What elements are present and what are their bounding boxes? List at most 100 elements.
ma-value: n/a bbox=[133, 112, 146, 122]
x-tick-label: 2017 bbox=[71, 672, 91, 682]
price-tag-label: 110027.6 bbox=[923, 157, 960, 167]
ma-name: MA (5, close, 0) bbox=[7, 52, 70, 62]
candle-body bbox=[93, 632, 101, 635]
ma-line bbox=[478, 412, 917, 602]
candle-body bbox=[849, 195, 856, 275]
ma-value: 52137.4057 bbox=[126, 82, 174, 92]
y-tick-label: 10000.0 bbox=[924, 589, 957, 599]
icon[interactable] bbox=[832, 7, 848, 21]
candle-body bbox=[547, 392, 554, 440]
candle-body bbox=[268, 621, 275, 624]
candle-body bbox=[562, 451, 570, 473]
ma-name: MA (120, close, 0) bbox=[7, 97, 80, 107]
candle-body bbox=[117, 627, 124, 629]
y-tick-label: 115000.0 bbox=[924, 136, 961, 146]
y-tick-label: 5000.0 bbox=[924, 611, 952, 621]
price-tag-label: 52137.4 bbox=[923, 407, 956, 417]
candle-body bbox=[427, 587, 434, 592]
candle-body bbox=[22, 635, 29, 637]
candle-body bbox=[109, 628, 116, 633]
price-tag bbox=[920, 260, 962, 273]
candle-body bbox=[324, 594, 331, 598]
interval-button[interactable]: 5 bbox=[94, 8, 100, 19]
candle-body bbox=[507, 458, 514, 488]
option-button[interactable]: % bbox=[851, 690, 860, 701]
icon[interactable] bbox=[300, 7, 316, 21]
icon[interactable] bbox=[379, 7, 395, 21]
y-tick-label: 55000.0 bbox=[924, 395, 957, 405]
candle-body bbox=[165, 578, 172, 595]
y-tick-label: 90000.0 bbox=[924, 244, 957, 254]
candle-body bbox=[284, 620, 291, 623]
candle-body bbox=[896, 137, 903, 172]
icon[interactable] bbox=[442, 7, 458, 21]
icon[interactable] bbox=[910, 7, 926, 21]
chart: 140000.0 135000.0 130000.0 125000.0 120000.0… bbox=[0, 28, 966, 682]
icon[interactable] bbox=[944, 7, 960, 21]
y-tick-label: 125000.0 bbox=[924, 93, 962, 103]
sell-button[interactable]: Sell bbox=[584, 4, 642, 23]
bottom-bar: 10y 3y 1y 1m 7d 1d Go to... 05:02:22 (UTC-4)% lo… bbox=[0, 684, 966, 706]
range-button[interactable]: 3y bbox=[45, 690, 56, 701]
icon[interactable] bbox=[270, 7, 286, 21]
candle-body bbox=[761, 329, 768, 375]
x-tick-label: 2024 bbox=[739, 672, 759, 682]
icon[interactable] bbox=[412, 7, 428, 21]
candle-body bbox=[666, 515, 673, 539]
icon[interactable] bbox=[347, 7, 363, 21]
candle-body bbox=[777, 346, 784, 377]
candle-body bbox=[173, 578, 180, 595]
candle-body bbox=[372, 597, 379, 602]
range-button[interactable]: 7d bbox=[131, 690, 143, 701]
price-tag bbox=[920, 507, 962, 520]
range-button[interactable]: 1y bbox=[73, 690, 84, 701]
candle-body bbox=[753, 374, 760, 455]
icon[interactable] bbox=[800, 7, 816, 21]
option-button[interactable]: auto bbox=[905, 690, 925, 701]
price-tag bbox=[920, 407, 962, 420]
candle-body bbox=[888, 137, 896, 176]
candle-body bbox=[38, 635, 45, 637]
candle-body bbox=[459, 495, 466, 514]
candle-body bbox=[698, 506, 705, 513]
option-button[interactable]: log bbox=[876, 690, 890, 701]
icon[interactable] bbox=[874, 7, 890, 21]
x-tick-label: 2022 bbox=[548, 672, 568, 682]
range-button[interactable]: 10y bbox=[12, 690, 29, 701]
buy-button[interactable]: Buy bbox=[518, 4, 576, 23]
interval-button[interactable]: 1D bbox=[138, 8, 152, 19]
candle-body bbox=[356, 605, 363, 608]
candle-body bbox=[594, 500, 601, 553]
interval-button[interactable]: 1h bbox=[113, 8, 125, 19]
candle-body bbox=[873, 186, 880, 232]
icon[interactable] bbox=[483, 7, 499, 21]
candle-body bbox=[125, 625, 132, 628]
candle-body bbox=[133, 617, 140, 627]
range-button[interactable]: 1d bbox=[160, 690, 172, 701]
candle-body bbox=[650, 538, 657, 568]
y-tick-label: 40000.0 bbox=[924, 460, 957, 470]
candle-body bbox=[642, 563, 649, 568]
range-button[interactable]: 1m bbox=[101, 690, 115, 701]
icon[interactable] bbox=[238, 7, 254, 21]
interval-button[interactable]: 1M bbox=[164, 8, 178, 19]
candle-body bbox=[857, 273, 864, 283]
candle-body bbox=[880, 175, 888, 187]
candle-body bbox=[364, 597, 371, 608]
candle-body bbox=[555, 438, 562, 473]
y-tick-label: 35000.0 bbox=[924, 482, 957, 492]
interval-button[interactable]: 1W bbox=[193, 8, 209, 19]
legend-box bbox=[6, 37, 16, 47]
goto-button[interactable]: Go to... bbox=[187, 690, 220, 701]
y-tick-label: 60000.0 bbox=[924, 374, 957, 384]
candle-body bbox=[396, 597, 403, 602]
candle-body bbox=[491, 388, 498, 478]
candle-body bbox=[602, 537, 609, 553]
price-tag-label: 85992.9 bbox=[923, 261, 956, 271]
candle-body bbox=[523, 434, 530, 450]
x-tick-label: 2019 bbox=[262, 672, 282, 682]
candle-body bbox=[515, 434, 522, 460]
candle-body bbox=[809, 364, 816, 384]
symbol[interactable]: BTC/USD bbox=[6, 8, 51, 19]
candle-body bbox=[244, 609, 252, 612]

● **WHAT IS ASKED**
Copy the rows above word for word, from the first row through the one containing "icon[interactable] bbox=[300, 7, 316, 21]", keeping both of those rows.

● **RESULT**
What elements are present and what are their bounding boxes? List at most 100 elements.
ma-value: n/a bbox=[133, 112, 146, 122]
x-tick-label: 2017 bbox=[71, 672, 91, 682]
price-tag-label: 110027.6 bbox=[923, 157, 960, 167]
ma-name: MA (5, close, 0) bbox=[7, 52, 70, 62]
candle-body bbox=[93, 632, 101, 635]
ma-line bbox=[478, 412, 917, 602]
candle-body bbox=[849, 195, 856, 275]
ma-value: 52137.4057 bbox=[126, 82, 174, 92]
y-tick-label: 10000.0 bbox=[924, 589, 957, 599]
icon[interactable] bbox=[832, 7, 848, 21]
candle-body bbox=[547, 392, 554, 440]
candle-body bbox=[268, 621, 275, 624]
candle-body bbox=[562, 451, 570, 473]
ma-name: MA (120, close, 0) bbox=[7, 97, 80, 107]
candle-body bbox=[117, 627, 124, 629]
y-tick-label: 115000.0 bbox=[924, 136, 961, 146]
y-tick-label: 5000.0 bbox=[924, 611, 952, 621]
price-tag-label: 52137.4 bbox=[923, 407, 956, 417]
candle-body bbox=[427, 587, 434, 592]
candle-body bbox=[22, 635, 29, 637]
candle-body bbox=[109, 628, 116, 633]
price-tag bbox=[920, 260, 962, 273]
candle-body bbox=[324, 594, 331, 598]
interval-button[interactable]: 5 bbox=[94, 8, 100, 19]
candle-body bbox=[507, 458, 514, 488]
option-button[interactable]: % bbox=[851, 690, 860, 701]
icon[interactable] bbox=[300, 7, 316, 21]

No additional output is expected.